Check each line of the records for "контроль"; collect those that have it.

----- SUPPLIED DATA -----

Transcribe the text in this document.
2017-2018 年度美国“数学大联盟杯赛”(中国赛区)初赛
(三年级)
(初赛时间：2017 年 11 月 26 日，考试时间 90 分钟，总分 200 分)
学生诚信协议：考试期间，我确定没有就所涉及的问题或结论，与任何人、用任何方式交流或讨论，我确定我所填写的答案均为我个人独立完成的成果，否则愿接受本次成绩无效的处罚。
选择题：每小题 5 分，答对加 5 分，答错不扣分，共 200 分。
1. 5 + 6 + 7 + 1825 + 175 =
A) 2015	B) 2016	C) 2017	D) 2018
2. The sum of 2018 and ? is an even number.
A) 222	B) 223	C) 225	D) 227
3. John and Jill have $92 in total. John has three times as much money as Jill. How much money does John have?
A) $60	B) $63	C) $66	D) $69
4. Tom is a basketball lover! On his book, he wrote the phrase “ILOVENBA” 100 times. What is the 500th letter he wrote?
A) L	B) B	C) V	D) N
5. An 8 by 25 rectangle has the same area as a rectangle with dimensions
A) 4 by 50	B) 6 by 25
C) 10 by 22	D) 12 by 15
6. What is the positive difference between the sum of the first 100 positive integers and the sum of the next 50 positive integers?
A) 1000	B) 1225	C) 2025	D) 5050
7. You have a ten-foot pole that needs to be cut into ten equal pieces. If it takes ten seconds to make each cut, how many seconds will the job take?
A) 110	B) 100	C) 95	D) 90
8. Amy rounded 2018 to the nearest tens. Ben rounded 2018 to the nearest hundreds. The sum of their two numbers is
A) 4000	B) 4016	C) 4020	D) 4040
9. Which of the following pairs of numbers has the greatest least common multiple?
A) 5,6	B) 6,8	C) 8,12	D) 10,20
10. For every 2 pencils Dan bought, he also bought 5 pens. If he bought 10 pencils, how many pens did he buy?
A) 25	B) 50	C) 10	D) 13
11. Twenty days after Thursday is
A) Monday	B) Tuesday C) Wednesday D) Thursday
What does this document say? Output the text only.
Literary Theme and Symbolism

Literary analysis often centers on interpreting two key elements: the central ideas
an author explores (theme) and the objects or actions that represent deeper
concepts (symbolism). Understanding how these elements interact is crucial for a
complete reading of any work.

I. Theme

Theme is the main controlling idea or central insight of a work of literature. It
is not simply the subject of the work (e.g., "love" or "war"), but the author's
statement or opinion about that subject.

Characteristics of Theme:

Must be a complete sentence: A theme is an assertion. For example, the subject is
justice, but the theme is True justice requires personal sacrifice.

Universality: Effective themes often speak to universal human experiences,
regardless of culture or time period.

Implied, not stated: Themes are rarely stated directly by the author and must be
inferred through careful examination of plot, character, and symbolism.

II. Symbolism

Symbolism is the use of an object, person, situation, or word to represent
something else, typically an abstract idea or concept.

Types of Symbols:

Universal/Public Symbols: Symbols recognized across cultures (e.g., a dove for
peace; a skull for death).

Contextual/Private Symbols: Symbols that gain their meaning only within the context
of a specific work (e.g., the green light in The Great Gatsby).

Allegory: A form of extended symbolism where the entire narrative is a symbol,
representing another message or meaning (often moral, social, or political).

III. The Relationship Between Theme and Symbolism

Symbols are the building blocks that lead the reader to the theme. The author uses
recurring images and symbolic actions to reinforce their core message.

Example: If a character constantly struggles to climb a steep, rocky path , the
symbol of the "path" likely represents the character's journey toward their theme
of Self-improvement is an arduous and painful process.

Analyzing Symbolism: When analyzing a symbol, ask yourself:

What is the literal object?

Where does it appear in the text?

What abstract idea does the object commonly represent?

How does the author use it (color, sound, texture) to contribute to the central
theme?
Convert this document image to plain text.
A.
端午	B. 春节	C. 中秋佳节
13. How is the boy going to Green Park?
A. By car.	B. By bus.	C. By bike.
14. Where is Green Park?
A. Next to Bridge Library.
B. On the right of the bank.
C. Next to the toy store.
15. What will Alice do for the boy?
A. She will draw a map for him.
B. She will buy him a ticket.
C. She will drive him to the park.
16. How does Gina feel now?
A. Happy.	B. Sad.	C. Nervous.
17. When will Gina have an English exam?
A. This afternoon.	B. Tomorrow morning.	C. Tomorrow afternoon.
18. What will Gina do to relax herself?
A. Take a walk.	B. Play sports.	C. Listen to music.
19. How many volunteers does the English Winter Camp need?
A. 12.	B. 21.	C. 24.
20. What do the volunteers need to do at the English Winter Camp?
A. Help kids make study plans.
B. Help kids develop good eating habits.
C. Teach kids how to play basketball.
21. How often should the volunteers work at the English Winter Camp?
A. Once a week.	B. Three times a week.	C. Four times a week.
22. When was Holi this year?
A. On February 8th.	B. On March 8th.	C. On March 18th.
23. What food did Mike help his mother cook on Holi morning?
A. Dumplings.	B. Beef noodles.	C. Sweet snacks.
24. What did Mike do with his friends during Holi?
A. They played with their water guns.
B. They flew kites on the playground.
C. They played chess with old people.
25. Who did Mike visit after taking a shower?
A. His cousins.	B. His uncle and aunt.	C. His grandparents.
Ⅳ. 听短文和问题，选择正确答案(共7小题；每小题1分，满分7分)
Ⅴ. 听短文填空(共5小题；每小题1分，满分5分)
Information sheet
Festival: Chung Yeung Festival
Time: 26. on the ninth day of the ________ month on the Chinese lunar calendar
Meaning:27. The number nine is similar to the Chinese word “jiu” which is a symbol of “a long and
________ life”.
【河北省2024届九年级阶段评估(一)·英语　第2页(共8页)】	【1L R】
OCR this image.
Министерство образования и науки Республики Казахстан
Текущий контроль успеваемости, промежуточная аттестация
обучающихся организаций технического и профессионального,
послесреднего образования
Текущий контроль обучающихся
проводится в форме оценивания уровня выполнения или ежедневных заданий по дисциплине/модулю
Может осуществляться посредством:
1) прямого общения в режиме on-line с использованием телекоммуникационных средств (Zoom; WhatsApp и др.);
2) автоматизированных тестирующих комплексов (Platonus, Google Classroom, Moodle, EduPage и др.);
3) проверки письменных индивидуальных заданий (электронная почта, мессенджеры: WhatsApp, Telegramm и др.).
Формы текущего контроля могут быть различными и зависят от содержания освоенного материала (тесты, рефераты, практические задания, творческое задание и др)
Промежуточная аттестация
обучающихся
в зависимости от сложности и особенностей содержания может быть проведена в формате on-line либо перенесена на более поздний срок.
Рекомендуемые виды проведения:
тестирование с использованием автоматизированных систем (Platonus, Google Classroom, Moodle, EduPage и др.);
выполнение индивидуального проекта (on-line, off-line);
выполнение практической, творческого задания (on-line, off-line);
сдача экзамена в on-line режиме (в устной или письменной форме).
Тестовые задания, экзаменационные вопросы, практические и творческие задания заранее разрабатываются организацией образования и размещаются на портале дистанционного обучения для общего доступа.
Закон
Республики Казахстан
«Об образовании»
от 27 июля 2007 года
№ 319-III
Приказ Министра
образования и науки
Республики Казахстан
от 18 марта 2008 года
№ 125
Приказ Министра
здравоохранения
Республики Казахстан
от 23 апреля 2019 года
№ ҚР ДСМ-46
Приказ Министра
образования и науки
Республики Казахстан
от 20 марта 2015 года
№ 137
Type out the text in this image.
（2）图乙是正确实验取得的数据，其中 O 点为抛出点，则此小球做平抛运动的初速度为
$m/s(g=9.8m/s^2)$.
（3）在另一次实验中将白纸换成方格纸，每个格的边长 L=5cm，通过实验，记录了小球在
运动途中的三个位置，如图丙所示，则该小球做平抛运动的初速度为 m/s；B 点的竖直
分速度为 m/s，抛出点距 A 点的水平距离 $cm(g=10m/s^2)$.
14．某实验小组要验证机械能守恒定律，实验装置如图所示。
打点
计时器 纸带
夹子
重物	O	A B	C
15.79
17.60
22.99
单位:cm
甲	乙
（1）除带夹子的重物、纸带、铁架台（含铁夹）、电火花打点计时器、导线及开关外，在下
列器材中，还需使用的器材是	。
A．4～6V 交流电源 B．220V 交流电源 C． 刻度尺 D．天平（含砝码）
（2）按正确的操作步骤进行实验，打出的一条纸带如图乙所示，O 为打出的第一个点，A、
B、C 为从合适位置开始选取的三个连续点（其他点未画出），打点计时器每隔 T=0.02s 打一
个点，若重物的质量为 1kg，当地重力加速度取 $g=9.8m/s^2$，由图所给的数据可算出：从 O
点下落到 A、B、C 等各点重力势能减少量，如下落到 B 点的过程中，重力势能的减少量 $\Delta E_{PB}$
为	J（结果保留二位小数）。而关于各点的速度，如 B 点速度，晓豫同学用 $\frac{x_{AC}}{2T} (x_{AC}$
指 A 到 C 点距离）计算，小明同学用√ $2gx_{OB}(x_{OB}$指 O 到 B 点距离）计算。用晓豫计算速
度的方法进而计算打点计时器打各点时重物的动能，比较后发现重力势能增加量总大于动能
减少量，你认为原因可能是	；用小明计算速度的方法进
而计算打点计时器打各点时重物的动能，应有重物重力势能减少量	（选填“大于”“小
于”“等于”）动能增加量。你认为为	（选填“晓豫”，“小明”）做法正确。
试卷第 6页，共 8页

-----

■ **CORRECT OUTPUT**:
Текущий контроль успеваемости, промежуточная аттестация
Текущий контроль обучающихся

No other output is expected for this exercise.